Aim of the exercise:
Copy out all of the material, matching it word for word.

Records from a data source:
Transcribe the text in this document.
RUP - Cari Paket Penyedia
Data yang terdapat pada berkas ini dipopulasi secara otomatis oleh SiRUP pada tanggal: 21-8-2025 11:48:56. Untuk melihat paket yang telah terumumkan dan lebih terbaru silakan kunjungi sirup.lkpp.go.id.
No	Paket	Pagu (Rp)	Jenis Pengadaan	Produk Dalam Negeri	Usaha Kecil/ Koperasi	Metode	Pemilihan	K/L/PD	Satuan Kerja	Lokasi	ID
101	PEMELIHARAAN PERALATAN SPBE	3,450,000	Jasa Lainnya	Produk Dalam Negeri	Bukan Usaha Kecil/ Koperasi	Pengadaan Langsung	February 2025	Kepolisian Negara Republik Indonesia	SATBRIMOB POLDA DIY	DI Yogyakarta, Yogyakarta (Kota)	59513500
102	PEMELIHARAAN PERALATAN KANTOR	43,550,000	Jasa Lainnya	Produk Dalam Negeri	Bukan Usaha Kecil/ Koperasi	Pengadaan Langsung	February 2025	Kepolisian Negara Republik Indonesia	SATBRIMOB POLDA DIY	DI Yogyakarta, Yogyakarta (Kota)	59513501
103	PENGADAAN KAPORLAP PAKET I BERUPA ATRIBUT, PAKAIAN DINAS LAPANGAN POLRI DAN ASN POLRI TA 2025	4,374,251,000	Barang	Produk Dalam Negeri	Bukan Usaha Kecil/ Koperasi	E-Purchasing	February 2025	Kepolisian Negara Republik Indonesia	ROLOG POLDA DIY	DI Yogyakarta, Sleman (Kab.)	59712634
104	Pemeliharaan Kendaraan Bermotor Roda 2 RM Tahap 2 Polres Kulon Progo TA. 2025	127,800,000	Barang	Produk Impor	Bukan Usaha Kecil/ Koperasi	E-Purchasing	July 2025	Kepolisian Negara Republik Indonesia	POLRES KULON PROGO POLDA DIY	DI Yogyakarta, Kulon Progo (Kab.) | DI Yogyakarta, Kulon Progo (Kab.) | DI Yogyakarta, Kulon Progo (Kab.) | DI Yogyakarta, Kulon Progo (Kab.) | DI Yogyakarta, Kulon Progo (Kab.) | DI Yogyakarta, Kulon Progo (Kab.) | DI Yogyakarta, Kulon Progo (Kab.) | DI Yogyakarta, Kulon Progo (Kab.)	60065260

Result of this task:
Transcribe the text in this document.
RUP - Cari Paket Penyedia
Data yang terdapat pada berkas ini dipopulasi secara otomatis oleh SiRUP pada tanggal: 21-8-2025 11:48:56. Untuk melihat paket yang telah terumumkan dan lebih terbaru silakan kunjungi sirup.lkpp.go.id.
No	Paket	Pagu (Rp)	Jenis Pengadaan	Produk Dalam Negeri	Usaha Kecil/ Koperasi	Metode	Pemilihan	K/L/PD	Satuan Kerja	Lokasi	ID
101	PEMELIHARAAN PERALATAN SPBE	3,450,000	Jasa Lainnya	Produk Dalam Negeri	Bukan Usaha Kecil/ Koperasi	Pengadaan Langsung	February 2025	Kepolisian Negara Republik Indonesia	SATBRIMOB POLDA DIY	DI Yogyakarta, Yogyakarta (Kota)	59513500
102	PEMELIHARAAN PERALATAN KANTOR	43,550,000	Jasa Lainnya	Produk Dalam Negeri	Bukan Usaha Kecil/ Koperasi	Pengadaan Langsung	February 2025	Kepolisian Negara Republik Indonesia	SATBRIMOB POLDA DIY	DI Yogyakarta, Yogyakarta (Kota)	59513501
103	PENGADAAN KAPORLAP PAKET I BERUPA ATRIBUT, PAKAIAN DINAS LAPANGAN POLRI DAN ASN POLRI TA 2025	4,374,251,000	Barang	Produk Dalam Negeri	Bukan Usaha Kecil/ Koperasi	E-Purchasing	February 2025	Kepolisian Negara Republik Indonesia	ROLOG POLDA DIY	DI Yogyakarta, Sleman (Kab.)	59712634
104	Pemeliharaan Kendaraan Bermotor Roda 2 RM Tahap 2 Polres Kulon Progo TA. 2025	127,800,000	Barang	Produk Impor	Bukan Usaha Kecil/ Koperasi	E-Purchasing	July 2025	Kepolisian Negara Republik Indonesia	POLRES KULON PROGO POLDA DIY	DI Yogyakarta, Kulon Progo (Kab.) | DI Yogyakarta, Kulon Progo (Kab.) | DI Yogyakarta, Kulon Progo (Kab.) | DI Yogyakarta, Kulon Progo (Kab.) | DI Yogyakarta, Kulon Progo (Kab.) | DI Yogyakarta, Kulon Progo (Kab.) | DI Yogyakarta, Kulon Progo (Kab.) | DI Yogyakarta, Kulon Progo (Kab.)	60065260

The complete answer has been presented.